──────── Quoted passage

Focus your energy on the good friends who are there for you. If others are not able to provide the support that you need at this time, it is disappointing but you can't let it drag you down. Friends who make you feel positive are the ones that you need right now! Take care.

Confused40 · 09/03/2013 19:44

I'm thinking that doing the counselling is probably bringing up a lot of sadness for me that I've not had to openly think about. I allowed myself to stay with a man who abused me, even going back to him. That says that my confidence needs serious work. When I've been looking at the statistics of women who stay in abusive relationships, its shocking how many actually say similar to what I've been saying.

The fact that I'm pregnant and having to go through this is for me a significant factor. Its been proven that when a woman is pregnant, men can become even more abusive.

I now know that my ex-fiance was unfaithful to me, so am having to cope with the idea of getting myself checked out Shock Sad

How embarrassing will that be? I'll just have to grin and bear it I guess, and hope that all is ok. I guess the saving grace is that I don't have to go to my GP.

I'm conscious that because I'm feeling pain I don't want to be a pain too though. I've purposely cut myself off from friends, as I feel that my only focus at the moment is whats happening in my life. I don't want to always speak about whats happened. The fact that I'm pregnant makes it difficult not to though as people automatically say hows it all going. What am I supposed to do? Lie, and say, oh I'm fine, or be truthful and risk pissing people off?

Friends of mine have their own issues as I found out when a friend came round the other night. This is where counselling is coming in invaluable. I can speak about myself, without them saying 'oh I know exactly how you feel'. This may sound heartless, but how can you know how I feel if you've not experienced it? There are some things that happened with my fiance that I will never share, not even with the counsellor. Some things are meant to be kept in the past, and I believe for a reason.

I'm trying so hard to stay positive, and coming on here is great to be able to air my woes and worries, but again, I think, are people reading this and thinking 'oh woe is her, get a life love, and stop being such a drama queen'....

OP posts:
jenmay10 · 09/03/2013 21:03

Don't think that way, you've gone through an incredibly traumatic experience. Your number 1 focus is you and your baby. You need to be selfish for the sake of your baby's well being. And if your friends can't be supportive for you, then they may not be the friends you need right now!

How about family? Are they helping you through this at all?

Take care

Confused40 · 10/03/2013 08:11

Don't get me wrong, I do have friends that are supportive. I'm just finding out the ones who are genuine and not so genuine, thats all. One friend who's partner called me a 'jezebel' must also think the same way, for even telling me he said it. What had she said to him for him to utter such words. The irony is that he is extremely abusive to her, and has never been faithful in any r/l. She's desperately unhappy with him, and only stays with him as she is also pregnant, and doesnt want to have a child out of wedlock. I've tried telling her her child will grow up seeing him treat her badly and think its the way a man should treat a woman.

────────────────

Problems and tasks =
a. Answer these questions about the forum thread:
(i) What does Confused40 say she now knows about her ex-fiance?
(ii) What word did one friend's partner use for Confused40?
(iii) According to jenmay10, what should Confused40's number 1 focus be?
b. In the forum thread, replace "drama queen" with "attention seeker" and write out the passage from "I'm trying so" to "friends you need right now!".
c. Decide whether each statement agrees with the forum thread. Answer yes or no, and quote the words that decide it.
(i) Confused40 will have to go to a GP to get checked out.
(ii) Confused40 means to tell the counsellor everything that happened with the fiance.
(iii) The friend whose partner called Confused40 a 'jezebel' is also pregnant.
These entries have no connection to the forum thread.

──────── Entries shown

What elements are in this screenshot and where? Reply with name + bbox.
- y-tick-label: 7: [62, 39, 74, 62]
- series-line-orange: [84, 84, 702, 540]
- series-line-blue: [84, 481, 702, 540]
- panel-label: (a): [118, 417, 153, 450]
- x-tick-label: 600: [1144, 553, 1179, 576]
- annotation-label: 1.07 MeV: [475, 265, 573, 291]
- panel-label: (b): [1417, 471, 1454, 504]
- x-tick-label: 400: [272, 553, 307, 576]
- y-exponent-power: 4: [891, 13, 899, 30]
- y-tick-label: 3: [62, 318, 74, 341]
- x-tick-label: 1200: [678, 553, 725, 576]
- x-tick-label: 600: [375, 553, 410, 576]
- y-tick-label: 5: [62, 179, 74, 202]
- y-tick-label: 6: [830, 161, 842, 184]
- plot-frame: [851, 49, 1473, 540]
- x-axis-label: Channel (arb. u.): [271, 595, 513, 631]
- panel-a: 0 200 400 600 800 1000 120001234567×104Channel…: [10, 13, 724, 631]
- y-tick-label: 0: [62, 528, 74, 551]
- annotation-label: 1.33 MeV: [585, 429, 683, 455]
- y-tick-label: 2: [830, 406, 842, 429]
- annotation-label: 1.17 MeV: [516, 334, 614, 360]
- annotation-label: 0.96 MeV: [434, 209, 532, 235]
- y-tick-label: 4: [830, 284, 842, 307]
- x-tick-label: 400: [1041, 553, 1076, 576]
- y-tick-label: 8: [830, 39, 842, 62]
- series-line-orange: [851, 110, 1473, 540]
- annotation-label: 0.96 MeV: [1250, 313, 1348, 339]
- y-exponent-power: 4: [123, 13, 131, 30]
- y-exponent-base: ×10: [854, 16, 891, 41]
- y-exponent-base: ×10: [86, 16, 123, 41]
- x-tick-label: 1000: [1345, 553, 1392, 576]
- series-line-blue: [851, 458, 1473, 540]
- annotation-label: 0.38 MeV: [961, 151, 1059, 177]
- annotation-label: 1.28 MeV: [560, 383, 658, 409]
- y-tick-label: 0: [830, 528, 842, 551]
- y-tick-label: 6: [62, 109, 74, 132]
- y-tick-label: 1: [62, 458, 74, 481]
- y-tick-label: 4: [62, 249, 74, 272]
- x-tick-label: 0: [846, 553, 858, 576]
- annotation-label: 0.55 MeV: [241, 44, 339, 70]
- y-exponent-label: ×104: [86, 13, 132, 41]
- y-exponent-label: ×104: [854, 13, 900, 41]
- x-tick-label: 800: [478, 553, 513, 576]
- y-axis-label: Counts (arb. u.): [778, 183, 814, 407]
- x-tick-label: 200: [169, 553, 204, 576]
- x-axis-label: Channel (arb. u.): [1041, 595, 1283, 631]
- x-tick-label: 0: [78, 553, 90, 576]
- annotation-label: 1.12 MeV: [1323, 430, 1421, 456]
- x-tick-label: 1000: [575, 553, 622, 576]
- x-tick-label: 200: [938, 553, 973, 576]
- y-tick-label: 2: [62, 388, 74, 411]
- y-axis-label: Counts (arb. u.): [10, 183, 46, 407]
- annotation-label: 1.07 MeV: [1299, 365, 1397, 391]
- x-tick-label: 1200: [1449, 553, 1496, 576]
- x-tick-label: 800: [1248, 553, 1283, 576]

────────────────

Written responses =
a.
(i) He was unfaithful to her.
(ii) "Jezebel."
(iii) Confused40 and the baby.

b.
I'm trying so hard to stay positive, and coming on here is great to be able to air my woes and worries, but again, I think, are people reading this and thinking 'oh woe is her, get a life love, and stop being such a attention seeker'....

OP posts:
jenmay10 · 09/03/2013 21:03

Don't think that way, you've gone through an incredibly traumatic experience. Your number 1 focus is you and your baby. You need to be selfish for the sake of your baby's well being. And if your friends can't be supportive for you, then they may not be the friends you need right now!

c.
(i) No: "I guess the saving grace is that I don't have to go to my GP."
(ii) No: "There are some things that happened with my fiance that I will never share, not even with the counsellor."
(iii) Yes: "only stays with him as she is also pregnant"